What needs to be done: From the line containing "OCR this image." down to the last line of the records below, copy every line exactly. Leave out everything before it.

··········

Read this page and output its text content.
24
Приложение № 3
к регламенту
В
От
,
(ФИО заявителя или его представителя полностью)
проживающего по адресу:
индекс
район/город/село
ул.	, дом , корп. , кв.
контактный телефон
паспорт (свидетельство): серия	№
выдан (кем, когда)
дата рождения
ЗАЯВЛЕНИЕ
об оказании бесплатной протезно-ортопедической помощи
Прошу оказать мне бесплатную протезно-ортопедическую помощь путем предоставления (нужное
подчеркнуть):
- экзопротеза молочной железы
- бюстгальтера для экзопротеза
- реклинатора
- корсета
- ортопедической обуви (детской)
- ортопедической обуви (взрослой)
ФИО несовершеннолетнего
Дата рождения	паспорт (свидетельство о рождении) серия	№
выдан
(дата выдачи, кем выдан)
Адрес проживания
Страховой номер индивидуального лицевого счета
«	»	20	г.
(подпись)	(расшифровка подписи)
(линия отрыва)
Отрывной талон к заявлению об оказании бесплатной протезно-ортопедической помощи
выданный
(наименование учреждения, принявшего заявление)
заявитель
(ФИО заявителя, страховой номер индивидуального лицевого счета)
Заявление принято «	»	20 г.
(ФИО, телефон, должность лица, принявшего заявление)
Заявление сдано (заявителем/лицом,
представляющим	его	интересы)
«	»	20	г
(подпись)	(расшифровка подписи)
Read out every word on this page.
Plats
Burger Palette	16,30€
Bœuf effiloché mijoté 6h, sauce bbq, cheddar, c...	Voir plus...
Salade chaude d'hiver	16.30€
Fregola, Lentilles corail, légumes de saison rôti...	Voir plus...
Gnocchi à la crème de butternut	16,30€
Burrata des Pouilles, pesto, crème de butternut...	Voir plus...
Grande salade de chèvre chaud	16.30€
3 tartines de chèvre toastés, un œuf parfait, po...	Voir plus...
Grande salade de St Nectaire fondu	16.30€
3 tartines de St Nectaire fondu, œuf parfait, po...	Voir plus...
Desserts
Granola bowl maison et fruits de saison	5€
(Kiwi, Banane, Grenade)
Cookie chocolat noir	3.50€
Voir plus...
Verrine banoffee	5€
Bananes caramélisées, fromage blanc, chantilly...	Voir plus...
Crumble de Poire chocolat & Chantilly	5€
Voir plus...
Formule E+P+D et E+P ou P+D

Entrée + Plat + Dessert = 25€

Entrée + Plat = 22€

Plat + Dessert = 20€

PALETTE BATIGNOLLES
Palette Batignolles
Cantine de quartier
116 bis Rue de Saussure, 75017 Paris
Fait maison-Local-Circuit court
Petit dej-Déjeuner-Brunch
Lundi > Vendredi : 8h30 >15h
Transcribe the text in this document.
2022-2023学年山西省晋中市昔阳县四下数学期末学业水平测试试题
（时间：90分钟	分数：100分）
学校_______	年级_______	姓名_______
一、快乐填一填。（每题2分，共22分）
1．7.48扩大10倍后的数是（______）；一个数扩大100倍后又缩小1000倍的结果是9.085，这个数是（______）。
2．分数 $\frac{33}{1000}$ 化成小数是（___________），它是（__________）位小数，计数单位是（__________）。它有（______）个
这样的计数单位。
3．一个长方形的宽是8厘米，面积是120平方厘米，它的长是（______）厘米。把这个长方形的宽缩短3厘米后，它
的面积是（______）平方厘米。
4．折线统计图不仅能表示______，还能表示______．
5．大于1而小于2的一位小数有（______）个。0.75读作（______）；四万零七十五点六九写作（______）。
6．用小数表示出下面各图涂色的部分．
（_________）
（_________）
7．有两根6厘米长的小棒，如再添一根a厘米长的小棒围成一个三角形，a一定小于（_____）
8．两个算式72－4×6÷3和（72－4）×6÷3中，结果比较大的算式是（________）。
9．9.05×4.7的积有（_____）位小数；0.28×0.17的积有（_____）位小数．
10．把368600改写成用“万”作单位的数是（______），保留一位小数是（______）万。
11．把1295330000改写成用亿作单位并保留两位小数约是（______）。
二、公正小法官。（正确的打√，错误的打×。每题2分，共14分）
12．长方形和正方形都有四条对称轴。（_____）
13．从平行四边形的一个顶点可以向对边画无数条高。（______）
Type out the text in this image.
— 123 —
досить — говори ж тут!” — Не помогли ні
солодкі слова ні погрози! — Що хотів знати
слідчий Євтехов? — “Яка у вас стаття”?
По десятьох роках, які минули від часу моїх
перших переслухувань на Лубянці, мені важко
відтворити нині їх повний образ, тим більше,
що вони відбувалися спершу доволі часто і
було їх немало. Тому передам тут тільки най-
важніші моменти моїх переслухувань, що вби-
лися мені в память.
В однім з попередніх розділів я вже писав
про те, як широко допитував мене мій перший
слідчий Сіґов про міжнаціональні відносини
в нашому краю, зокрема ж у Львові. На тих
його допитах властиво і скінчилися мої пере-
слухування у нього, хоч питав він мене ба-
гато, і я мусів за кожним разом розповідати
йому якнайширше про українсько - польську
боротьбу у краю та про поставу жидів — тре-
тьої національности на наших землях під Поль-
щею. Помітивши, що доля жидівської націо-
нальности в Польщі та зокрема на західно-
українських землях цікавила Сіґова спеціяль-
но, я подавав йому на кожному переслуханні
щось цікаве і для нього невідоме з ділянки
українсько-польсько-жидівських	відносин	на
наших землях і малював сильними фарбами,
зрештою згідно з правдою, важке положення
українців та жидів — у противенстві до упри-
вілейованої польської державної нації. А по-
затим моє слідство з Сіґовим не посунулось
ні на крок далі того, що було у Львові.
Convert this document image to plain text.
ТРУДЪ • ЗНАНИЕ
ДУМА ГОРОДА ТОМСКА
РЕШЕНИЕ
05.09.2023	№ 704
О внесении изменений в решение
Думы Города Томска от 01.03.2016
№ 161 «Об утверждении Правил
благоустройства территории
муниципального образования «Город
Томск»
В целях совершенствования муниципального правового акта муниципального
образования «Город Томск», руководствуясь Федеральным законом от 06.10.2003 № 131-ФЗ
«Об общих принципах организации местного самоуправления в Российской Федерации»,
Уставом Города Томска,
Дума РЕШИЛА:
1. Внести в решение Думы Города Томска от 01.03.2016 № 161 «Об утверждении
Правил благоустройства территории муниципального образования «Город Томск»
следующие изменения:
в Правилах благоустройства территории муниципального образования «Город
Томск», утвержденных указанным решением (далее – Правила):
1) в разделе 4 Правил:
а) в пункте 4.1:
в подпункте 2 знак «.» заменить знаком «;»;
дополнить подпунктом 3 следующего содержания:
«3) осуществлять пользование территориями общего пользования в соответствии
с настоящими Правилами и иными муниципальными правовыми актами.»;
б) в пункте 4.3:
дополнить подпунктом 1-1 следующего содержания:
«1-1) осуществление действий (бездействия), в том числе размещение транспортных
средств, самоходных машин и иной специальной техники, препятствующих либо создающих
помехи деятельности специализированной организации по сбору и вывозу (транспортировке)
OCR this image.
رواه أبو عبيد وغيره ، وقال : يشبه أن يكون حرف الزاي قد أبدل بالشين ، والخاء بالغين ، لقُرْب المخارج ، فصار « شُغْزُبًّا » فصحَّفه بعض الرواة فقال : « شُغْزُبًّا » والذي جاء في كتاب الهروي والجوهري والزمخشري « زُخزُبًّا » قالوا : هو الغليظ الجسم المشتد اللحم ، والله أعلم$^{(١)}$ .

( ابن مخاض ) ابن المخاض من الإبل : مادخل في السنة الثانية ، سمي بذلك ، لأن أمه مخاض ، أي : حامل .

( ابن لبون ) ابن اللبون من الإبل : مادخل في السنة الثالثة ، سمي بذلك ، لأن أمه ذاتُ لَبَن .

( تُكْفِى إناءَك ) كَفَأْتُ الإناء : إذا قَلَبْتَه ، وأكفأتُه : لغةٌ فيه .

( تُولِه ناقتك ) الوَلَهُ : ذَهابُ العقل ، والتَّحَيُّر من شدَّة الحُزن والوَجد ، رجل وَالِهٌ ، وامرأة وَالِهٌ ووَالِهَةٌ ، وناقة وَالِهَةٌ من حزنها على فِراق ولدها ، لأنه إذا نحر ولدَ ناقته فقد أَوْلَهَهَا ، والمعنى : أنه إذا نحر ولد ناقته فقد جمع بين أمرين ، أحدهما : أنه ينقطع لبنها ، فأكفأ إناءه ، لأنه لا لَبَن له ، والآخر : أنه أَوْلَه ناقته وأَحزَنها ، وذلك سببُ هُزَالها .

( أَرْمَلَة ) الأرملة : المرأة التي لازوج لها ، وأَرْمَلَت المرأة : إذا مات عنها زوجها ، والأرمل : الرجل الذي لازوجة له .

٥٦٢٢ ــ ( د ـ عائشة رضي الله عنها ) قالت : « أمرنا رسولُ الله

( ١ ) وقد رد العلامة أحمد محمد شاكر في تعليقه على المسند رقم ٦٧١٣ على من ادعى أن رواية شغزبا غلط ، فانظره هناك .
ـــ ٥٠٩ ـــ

··········

Exercise answer:
OCR this image.
رواه أبو عبيد وغيره ، وقال : يشبه أن يكون حرف الزاي قد أبدل بالشين ، والخاء بالغين ، لقُرْب المخارج ، فصار « شُغْزُبًّا » فصحَّفه بعض الرواة فقال : « شُغْزُبًّا » والذي جاء في كتاب الهروي والجوهري والزمخشري « زُخزُبًّا » قالوا : هو الغليظ الجسم المشتد اللحم ، والله أعلم$^{(١)}$ .

( ابن مخاض ) ابن المخاض من الإبل : مادخل في السنة الثانية ، سمي بذلك ، لأن أمه مخاض ، أي : حامل .

( ابن لبون ) ابن اللبون من الإبل : مادخل في السنة الثالثة ، سمي بذلك ، لأن أمه ذاتُ لَبَن .

( تُكْفِى إناءَك ) كَفَأْتُ الإناء : إذا قَلَبْتَه ، وأكفأتُه : لغةٌ فيه .

( تُولِه ناقتك ) الوَلَهُ : ذَهابُ العقل ، والتَّحَيُّر من شدَّة الحُزن والوَجد ، رجل وَالِهٌ ، وامرأة وَالِهٌ ووَالِهَةٌ ، وناقة وَالِهَةٌ من حزنها على فِراق ولدها ، لأنه إذا نحر ولدَ ناقته فقد أَوْلَهَهَا ، والمعنى : أنه إذا نحر ولد ناقته فقد جمع بين أمرين ، أحدهما : أنه ينقطع لبنها ، فأكفأ إناءه ، لأنه لا لَبَن له ، والآخر : أنه أَوْلَه ناقته وأَحزَنها ، وذلك سببُ هُزَالها .

( أَرْمَلَة ) الأرملة : المرأة التي لازوج لها ، وأَرْمَلَت المرأة : إذا مات عنها زوجها ، والأرمل : الرجل الذي لازوجة له .

٥٦٢٢ ــ ( د ـ عائشة رضي الله عنها ) قالت : « أمرنا رسولُ الله

( ١ ) وقد رد العلامة أحمد محمد شاكر في تعليقه على المسند رقم ٦٧١٣ على من ادعى أن رواية شغزبا غلط ، فانظره هناك .
ـــ ٥٠٩ ـــ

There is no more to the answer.